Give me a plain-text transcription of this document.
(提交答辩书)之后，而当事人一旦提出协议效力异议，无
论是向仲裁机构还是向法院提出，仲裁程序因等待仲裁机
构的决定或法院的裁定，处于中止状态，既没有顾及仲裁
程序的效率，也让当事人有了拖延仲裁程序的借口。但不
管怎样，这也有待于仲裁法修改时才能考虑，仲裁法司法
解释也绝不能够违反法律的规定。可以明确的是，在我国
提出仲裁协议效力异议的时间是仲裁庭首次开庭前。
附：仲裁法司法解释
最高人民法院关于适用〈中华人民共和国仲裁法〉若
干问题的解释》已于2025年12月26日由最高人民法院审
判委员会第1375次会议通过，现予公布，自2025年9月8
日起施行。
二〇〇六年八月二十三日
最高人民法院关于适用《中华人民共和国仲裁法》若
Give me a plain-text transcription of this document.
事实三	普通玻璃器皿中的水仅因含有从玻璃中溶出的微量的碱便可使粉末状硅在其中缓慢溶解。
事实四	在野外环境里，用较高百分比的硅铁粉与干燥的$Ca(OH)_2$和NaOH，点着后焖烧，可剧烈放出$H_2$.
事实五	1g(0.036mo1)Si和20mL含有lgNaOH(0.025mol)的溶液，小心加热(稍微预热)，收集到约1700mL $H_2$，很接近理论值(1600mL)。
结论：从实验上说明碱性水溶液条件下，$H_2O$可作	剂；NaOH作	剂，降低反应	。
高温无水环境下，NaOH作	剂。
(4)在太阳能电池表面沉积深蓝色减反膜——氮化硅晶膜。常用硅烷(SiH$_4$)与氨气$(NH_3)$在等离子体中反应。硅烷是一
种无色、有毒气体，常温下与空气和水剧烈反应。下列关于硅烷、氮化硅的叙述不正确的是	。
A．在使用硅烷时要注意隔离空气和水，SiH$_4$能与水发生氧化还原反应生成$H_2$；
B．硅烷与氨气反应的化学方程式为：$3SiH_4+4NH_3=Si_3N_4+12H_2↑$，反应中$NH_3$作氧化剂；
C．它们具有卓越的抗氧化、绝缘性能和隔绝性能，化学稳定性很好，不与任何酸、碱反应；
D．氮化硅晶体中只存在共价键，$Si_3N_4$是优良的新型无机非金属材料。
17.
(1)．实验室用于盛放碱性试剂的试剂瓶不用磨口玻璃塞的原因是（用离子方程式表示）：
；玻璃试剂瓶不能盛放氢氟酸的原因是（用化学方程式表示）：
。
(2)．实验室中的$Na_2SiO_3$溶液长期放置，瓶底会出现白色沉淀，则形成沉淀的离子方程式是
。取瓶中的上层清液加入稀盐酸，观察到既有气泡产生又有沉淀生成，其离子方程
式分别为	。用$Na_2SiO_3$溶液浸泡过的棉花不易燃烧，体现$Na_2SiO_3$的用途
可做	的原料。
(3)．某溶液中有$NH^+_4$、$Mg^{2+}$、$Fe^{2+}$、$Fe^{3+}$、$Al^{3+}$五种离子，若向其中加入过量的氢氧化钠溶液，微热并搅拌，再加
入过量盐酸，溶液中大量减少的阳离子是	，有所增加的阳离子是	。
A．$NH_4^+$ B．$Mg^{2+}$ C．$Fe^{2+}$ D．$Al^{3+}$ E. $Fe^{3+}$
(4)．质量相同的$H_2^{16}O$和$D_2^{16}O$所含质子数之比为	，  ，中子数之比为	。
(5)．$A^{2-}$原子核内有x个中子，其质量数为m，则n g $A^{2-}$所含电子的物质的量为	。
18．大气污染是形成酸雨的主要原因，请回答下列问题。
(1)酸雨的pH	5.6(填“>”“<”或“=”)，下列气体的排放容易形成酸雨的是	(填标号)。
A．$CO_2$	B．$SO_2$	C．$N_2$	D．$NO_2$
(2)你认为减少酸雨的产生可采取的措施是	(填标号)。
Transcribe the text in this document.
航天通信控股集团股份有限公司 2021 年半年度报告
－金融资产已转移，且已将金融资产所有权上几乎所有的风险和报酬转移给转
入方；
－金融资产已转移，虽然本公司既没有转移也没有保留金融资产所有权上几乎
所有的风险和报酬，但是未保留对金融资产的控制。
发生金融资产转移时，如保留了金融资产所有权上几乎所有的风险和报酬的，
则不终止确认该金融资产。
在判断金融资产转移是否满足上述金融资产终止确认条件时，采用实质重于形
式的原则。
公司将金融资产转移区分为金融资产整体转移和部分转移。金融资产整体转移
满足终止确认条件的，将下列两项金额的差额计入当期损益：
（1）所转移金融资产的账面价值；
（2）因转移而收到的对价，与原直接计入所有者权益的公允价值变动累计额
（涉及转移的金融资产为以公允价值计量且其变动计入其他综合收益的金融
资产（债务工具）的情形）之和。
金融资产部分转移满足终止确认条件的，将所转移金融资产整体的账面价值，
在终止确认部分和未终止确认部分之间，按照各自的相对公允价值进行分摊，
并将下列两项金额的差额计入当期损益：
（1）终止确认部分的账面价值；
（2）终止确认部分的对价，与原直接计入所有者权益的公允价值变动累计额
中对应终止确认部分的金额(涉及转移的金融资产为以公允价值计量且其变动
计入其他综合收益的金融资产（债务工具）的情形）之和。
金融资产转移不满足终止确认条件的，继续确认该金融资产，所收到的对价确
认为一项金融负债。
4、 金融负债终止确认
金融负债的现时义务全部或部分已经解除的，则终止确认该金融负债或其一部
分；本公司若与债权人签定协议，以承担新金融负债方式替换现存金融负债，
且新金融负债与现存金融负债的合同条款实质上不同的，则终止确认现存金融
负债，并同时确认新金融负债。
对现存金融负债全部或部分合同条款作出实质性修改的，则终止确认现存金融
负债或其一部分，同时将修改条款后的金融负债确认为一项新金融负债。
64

* * *

## Short exercise
In full and verbatim, repeat the records given above.

## Task output
Give me a plain-text transcription of this document.
(提交答辩书)之后，而当事人一旦提出协议效力异议，无
论是向仲裁机构还是向法院提出，仲裁程序因等待仲裁机
构的决定或法院的裁定，处于中止状态，既没有顾及仲裁
程序的效率，也让当事人有了拖延仲裁程序的借口。但不
管怎样，这也有待于仲裁法修改时才能考虑，仲裁法司法
解释也绝不能够违反法律的规定。可以明确的是，在我国
提出仲裁协议效力异议的时间是仲裁庭首次开庭前。
附：仲裁法司法解释
最高人民法院关于适用〈中华人民共和国仲裁法〉若
干问题的解释》已于2025年12月26日由最高人民法院审
判委员会第1375次会议通过，现予公布，自2025年9月8
日起施行。
二〇〇六年八月二十三日
最高人民法院关于适用《中华人民共和国仲裁法》若
Give me a plain-text transcription of this document.
事实三	普通玻璃器皿中的水仅因含有从玻璃中溶出的微量的碱便可使粉末状硅在其中缓慢溶解。
事实四	在野外环境里，用较高百分比的硅铁粉与干燥的$Ca(OH)_2$和NaOH，点着后焖烧，可剧烈放出$H_2$.
事实五	1g(0.036mo1)Si和20mL含有lgNaOH(0.025mol)的溶液，小心加热(稍微预热)，收集到约1700mL $H_2$，很接近理论值(1600mL)。
结论：从实验上说明碱性水溶液条件下，$H_2O$可作	剂；NaOH作	剂，降低反应	。
高温无水环境下，NaOH作	剂。
(4)在太阳能电池表面沉积深蓝色减反膜——氮化硅晶膜。常用硅烷(SiH$_4$)与氨气$(NH_3)$在等离子体中反应。硅烷是一
种无色、有毒气体，常温下与空气和水剧烈反应。下列关于硅烷、氮化硅的叙述不正确的是	。
A．在使用硅烷时要注意隔离空气和水，SiH$_4$能与水发生氧化还原反应生成$H_2$；
B．硅烷与氨气反应的化学方程式为：$3SiH_4+4NH_3=Si_3N_4+12H_2↑$，反应中$NH_3$作氧化剂；
C．它们具有卓越的抗氧化、绝缘性能和隔绝性能，化学稳定性很好，不与任何酸、碱反应；
D．氮化硅晶体中只存在共价键，$Si_3N_4$是优良的新型无机非金属材料。
17.
(1)．实验室用于盛放碱性试剂的试剂瓶不用磨口玻璃塞的原因是（用离子方程式表示）：
；玻璃试剂瓶不能盛放氢氟酸的原因是（用化学方程式表示）：
。
(2)．实验室中的$Na_2SiO_3$溶液长期放置，瓶底会出现白色沉淀，则形成沉淀的离子方程式是
。取瓶中的上层清液加入稀盐酸，观察到既有气泡产生又有沉淀生成，其离子方程
式分别为	。用$Na_2SiO_3$溶液浸泡过的棉花不易燃烧，体现$Na_2SiO_3$的用途
可做	的原料。
(3)．某溶液中有$NH^+_4$、$Mg^{2+}$、$Fe^{2+}$、$Fe^{3+}$、$Al^{3+}$五种离子，若向其中加入过量的氢氧化钠溶液，微热并搅拌，再加
入过量盐酸，溶液中大量减少的阳离子是	，有所增加的阳离子是	。
A．$NH_4^+$ B．$Mg^{2+}$ C．$Fe^{2+}$ D．$Al^{3+}$ E. $Fe^{3+}$
(4)．质量相同的$H_2^{16}O$和$D_2^{16}O$所含质子数之比为	，  ，中子数之比为	。
(5)．$A^{2-}$原子核内有x个中子，其质量数为m，则n g $A^{2-}$所含电子的物质的量为	。
18．大气污染是形成酸雨的主要原因，请回答下列问题。
(1)酸雨的pH	5.6(填“>”“<”或“=”)，下列气体的排放容易形成酸雨的是	(填标号)。
A．$CO_2$	B．$SO_2$	C．$N_2$	D．$NO_2$
(2)你认为减少酸雨的产生可采取的措施是	(填标号)。
Transcribe the text in this document.
航天通信控股集团股份有限公司 2021 年半年度报告
－金融资产已转移，且已将金融资产所有权上几乎所有的风险和报酬转移给转
入方；
－金融资产已转移，虽然本公司既没有转移也没有保留金融资产所有权上几乎
所有的风险和报酬，但是未保留对金融资产的控制。
发生金融资产转移时，如保留了金融资产所有权上几乎所有的风险和报酬的，
则不终止确认该金融资产。
在判断金融资产转移是否满足上述金融资产终止确认条件时，采用实质重于形
式的原则。
公司将金融资产转移区分为金融资产整体转移和部分转移。金融资产整体转移
满足终止确认条件的，将下列两项金额的差额计入当期损益：
（1）所转移金融资产的账面价值；
（2）因转移而收到的对价，与原直接计入所有者权益的公允价值变动累计额
（涉及转移的金融资产为以公允价值计量且其变动计入其他综合收益的金融
资产（债务工具）的情形）之和。
金融资产部分转移满足终止确认条件的，将所转移金融资产整体的账面价值，
在终止确认部分和未终止确认部分之间，按照各自的相对公允价值进行分摊，
并将下列两项金额的差额计入当期损益：
（1）终止确认部分的账面价值；
（2）终止确认部分的对价，与原直接计入所有者权益的公允价值变动累计额
中对应终止确认部分的金额(涉及转移的金融资产为以公允价值计量且其变动
计入其他综合收益的金融资产（债务工具）的情形）之和。
金融资产转移不满足终止确认条件的，继续确认该金融资产，所收到的对价确
认为一项金融负债。
4、 金融负债终止确认
金融负债的现时义务全部或部分已经解除的，则终止确认该金融负债或其一部
分；本公司若与债权人签定协议，以承担新金融负债方式替换现存金融负债，
且新金融负债与现存金融负债的合同条款实质上不同的，则终止确认现存金融
负债，并同时确认新金融负债。
对现存金融负债全部或部分合同条款作出实质性修改的，则终止确认现存金融
负债或其一部分，同时将修改条款后的金融负债确认为一项新金融负债。
64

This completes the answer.